#### OPDRACHT 1:
Herhaal alsjeblieft letterlijk de regels uit de rijen hieronder, te beginnen bij de regel met "- chart-date-subtitle: 2014-07-13: [651, 254, 749, 275]" en doorlopend tot en met de regel met "- degree-symbol: o: [161, 548, 167, 559]".

··· ARTIKEL

Binnen de gemeente Barneveld ligt een deel van het Natura 2000-gebied 'Veluwe'. Voor dit Natura 2000-gebied heeft het ontwerp-aanwijzingsbesluit in februari 2007 ter inzage gelegen. Voorafgaand aan de definitieve aanwijzing wordt, in overleg met de betrokkenen, een beheerplan opgesteld. In het beheerplan wordt bepaald wat het bestaande gebruik is en wat er onder welke voorwaarden mogelijk is in het gebied. Het beheerplan is nog niet gereed (stand van zaken augustus 2012).
In het ontwerp-aanwijzingsbesluit is onder meer het gebied begrensd en is aangegeven vanwege welke soorten en habitatten het gebied wordt aangewezen. Voor beschermde Natura 2000-gebieden geldt dat er voor projecten en handelingen geen verslechtering mag optreden van de kwaliteit van de habitatten of een verstorend effect op de soorten waarvoor het gebied is aangewezen.

······

#### OPDRACHT 2:
In welke maand en welk jaar heeft het ontwerp-aanwijzingsbesluit voor het Natura 2000-gebied 'Veluwe' volgens het artikel ter inzage gelegen?

··· BESCHIKBARE GEGEVENS

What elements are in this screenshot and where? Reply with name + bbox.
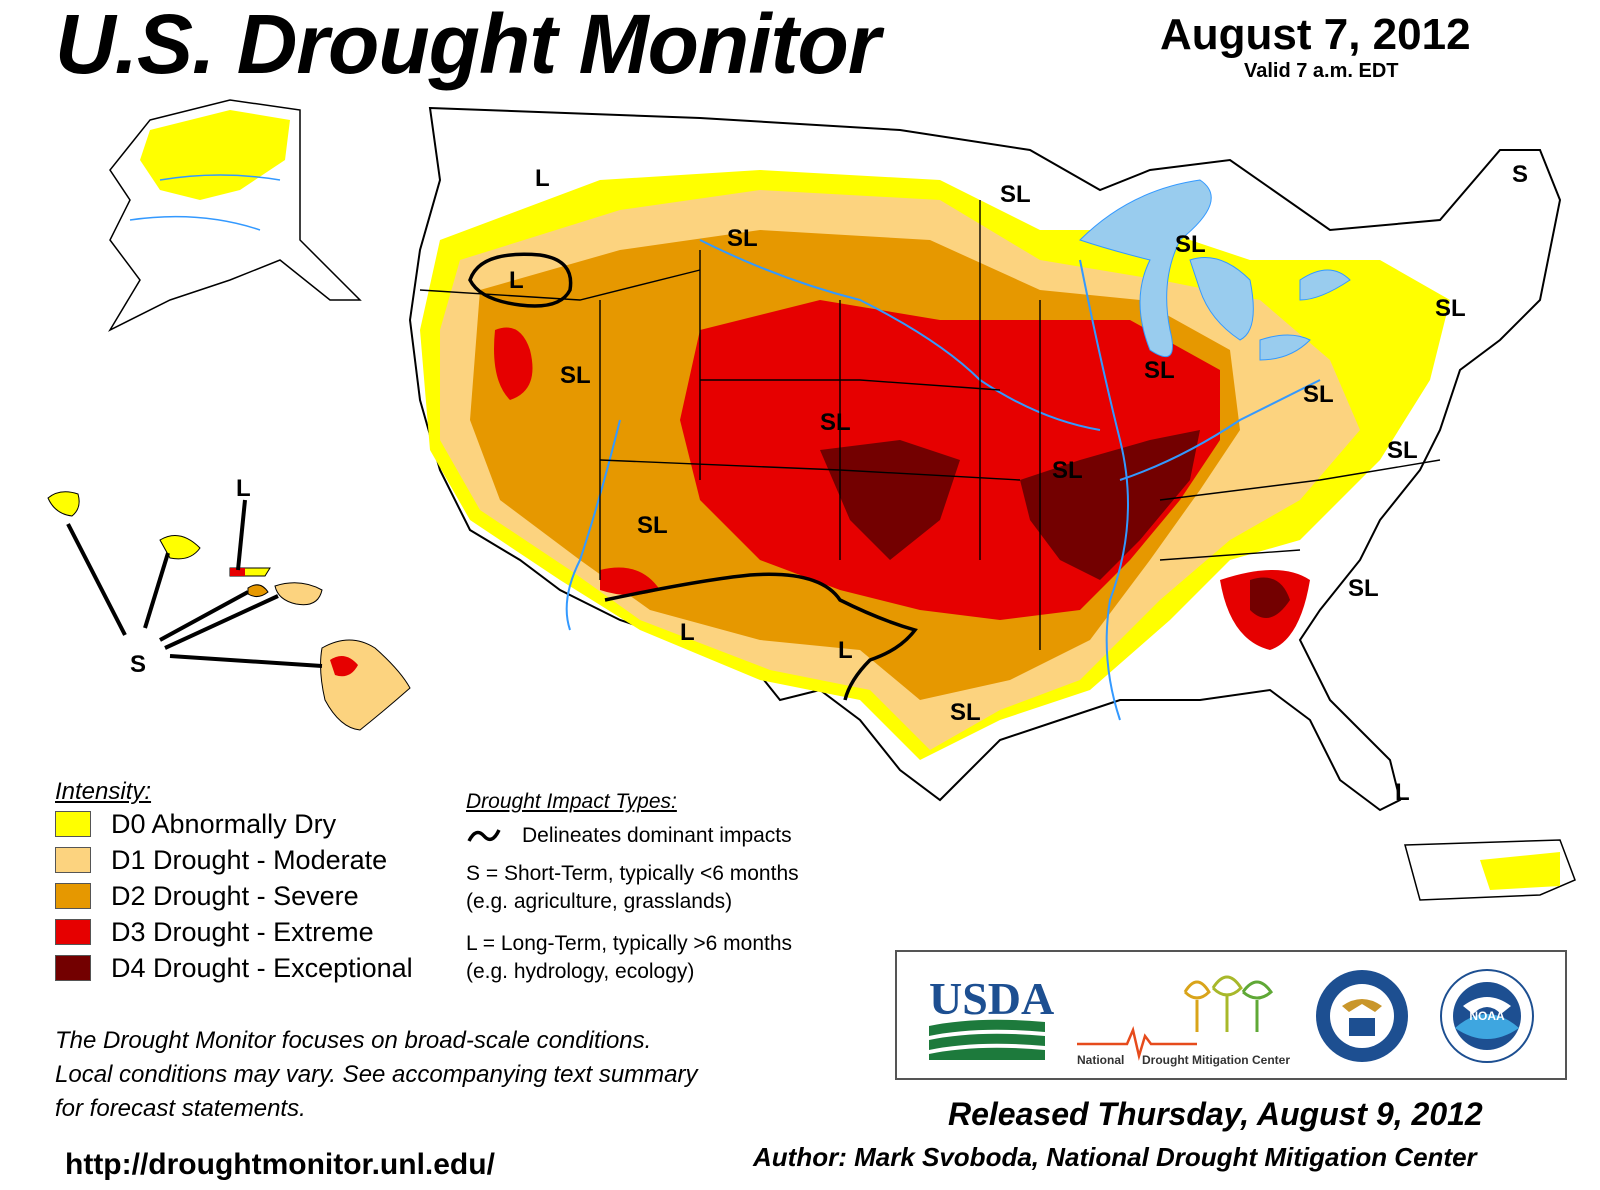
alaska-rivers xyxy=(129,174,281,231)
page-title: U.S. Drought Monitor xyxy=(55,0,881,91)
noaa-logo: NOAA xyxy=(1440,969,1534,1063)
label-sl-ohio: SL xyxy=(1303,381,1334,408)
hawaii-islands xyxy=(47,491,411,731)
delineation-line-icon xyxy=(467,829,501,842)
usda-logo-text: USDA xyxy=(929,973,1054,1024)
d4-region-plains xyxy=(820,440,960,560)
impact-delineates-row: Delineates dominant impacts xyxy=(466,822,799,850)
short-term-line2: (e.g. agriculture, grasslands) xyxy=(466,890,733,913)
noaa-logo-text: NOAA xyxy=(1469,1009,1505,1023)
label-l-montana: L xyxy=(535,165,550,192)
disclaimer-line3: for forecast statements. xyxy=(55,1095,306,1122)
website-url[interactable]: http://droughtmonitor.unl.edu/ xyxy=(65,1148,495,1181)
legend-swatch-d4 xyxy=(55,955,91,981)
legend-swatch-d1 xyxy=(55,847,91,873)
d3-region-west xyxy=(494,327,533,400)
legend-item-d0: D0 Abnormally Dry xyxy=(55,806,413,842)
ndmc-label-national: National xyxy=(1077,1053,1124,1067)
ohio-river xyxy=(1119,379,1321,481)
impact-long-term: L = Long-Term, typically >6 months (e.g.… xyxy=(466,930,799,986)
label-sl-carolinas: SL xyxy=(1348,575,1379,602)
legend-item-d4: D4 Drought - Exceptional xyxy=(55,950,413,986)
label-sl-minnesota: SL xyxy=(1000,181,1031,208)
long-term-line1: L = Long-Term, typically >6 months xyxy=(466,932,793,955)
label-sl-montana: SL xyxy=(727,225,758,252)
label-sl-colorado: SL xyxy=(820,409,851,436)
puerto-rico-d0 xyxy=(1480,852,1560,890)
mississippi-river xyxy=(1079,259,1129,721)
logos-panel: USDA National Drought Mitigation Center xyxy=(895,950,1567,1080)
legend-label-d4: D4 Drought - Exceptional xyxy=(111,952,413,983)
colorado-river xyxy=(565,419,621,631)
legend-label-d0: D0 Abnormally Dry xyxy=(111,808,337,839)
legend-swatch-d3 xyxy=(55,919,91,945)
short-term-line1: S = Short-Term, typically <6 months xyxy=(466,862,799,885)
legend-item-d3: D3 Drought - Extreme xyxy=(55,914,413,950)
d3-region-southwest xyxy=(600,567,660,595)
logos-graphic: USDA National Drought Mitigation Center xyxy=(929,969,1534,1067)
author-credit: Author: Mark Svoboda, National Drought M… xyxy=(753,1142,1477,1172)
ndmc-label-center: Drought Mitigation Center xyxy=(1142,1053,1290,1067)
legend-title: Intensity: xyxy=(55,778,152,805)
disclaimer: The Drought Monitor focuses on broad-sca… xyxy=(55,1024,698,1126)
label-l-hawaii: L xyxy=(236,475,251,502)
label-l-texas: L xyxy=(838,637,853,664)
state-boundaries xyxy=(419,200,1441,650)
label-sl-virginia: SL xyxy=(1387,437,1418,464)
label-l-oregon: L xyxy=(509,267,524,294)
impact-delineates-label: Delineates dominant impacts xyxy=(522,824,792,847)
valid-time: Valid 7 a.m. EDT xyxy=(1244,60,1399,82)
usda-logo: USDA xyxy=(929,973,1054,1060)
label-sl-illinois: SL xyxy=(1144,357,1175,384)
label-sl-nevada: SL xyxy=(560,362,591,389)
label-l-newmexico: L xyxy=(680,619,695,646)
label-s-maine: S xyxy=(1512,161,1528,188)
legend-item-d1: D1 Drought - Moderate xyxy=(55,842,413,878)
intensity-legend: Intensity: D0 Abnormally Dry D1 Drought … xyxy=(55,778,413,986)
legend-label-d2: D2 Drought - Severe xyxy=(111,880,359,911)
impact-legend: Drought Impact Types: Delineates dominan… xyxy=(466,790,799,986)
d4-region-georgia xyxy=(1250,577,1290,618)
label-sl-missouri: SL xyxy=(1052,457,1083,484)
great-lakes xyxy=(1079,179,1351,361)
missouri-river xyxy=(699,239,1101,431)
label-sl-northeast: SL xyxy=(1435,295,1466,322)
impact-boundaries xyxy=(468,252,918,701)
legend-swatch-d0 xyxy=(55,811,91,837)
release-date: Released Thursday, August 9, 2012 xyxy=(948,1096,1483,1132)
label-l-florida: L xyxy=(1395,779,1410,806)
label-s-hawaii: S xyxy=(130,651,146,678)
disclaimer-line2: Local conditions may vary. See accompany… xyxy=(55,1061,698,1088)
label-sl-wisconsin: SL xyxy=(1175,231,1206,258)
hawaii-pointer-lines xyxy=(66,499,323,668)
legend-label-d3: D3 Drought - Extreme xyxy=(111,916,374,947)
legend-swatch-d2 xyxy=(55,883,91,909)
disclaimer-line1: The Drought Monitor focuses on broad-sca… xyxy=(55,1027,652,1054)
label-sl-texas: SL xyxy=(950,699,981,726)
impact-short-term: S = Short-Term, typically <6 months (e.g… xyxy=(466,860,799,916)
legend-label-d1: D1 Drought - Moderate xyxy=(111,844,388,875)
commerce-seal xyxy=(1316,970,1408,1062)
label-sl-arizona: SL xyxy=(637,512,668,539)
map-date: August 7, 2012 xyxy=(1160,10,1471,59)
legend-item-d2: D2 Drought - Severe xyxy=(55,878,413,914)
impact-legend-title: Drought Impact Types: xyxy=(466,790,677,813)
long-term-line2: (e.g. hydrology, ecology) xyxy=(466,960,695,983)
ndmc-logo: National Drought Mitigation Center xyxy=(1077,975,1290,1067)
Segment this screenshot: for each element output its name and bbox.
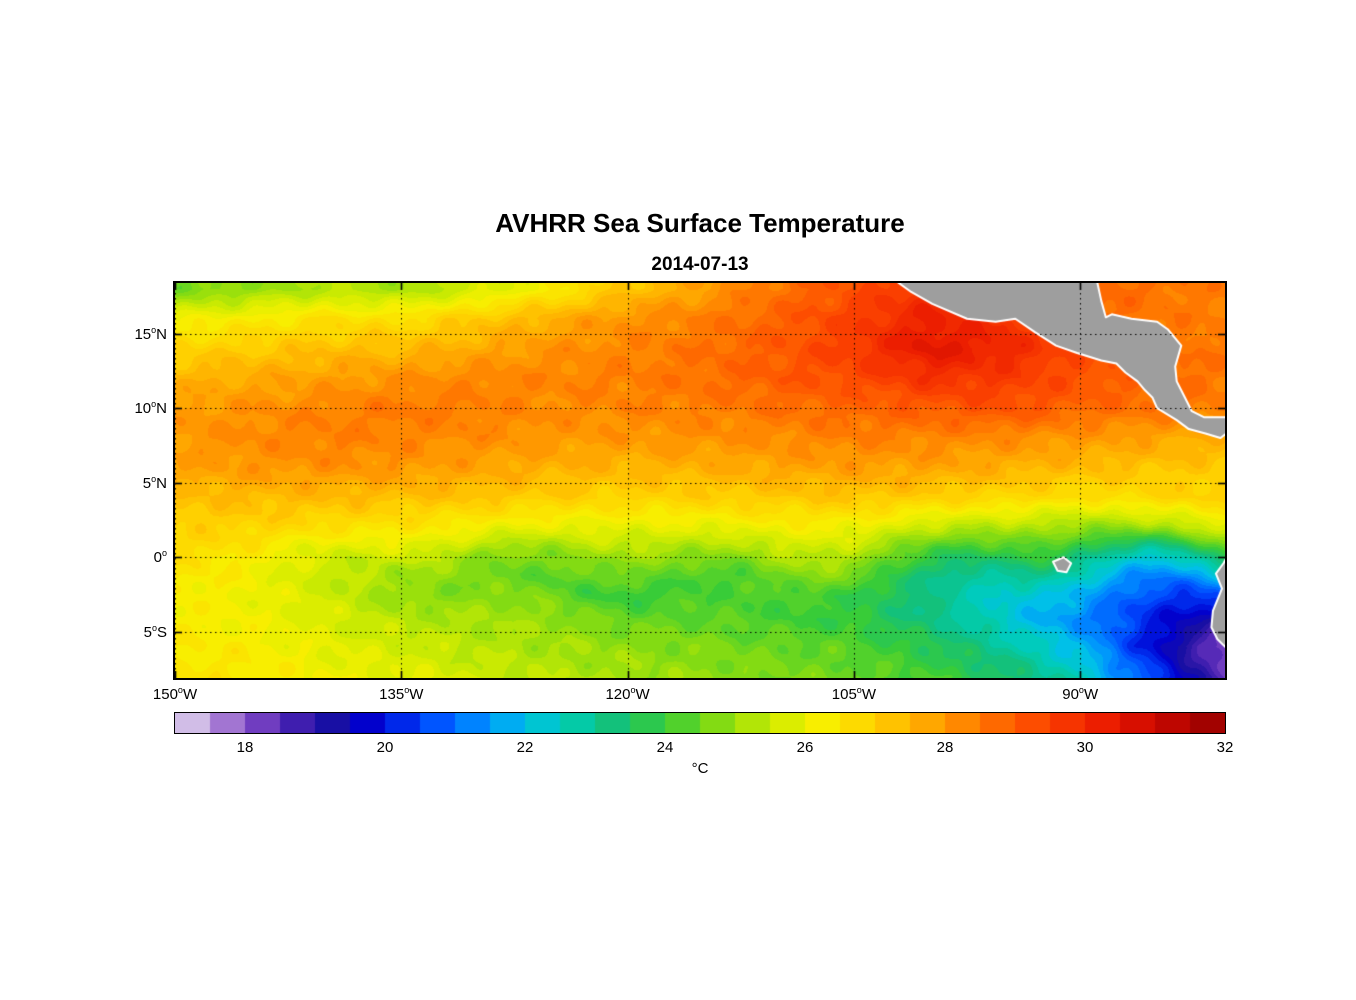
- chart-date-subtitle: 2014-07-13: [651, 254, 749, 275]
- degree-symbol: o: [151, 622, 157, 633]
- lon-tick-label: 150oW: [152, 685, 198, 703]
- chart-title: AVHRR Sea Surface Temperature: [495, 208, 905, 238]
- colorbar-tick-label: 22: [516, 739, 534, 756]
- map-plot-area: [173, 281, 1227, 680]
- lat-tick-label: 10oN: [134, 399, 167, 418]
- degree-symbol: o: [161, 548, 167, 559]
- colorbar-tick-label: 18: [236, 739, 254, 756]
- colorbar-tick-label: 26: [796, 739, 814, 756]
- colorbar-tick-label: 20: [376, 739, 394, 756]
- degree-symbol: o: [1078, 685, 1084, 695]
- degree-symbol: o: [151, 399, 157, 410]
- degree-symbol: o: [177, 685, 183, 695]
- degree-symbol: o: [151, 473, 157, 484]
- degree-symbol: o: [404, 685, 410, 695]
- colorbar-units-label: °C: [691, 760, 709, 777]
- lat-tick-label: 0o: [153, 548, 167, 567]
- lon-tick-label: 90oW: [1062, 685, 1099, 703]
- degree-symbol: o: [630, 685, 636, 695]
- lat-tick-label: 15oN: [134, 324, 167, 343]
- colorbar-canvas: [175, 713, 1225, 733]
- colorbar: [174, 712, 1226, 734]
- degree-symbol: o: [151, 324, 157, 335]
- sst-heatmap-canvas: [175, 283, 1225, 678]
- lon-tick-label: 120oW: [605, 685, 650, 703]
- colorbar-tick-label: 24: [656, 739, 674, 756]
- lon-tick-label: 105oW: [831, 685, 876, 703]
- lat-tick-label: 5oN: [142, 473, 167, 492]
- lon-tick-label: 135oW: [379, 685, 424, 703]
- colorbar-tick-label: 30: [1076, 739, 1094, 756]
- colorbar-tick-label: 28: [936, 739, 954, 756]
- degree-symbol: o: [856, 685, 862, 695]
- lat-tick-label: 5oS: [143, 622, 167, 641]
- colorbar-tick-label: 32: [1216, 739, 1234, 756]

······

#### UITVOER 1:
- chart-date-subtitle: 2014-07-13: [651, 254, 749, 275]
- degree-symbol: o: [151, 622, 157, 633]
- lon-tick-label: 150oW: [152, 685, 198, 703]
- chart-title: AVHRR Sea Surface Temperature: [495, 208, 905, 238]
- colorbar-tick-label: 22: [516, 739, 534, 756]
- map-plot-area: [173, 281, 1227, 680]
- lat-tick-label: 10oN: [134, 399, 167, 418]
- degree-symbol: o: [161, 548, 167, 559]

#### UITVOER 2:
In februari 2007.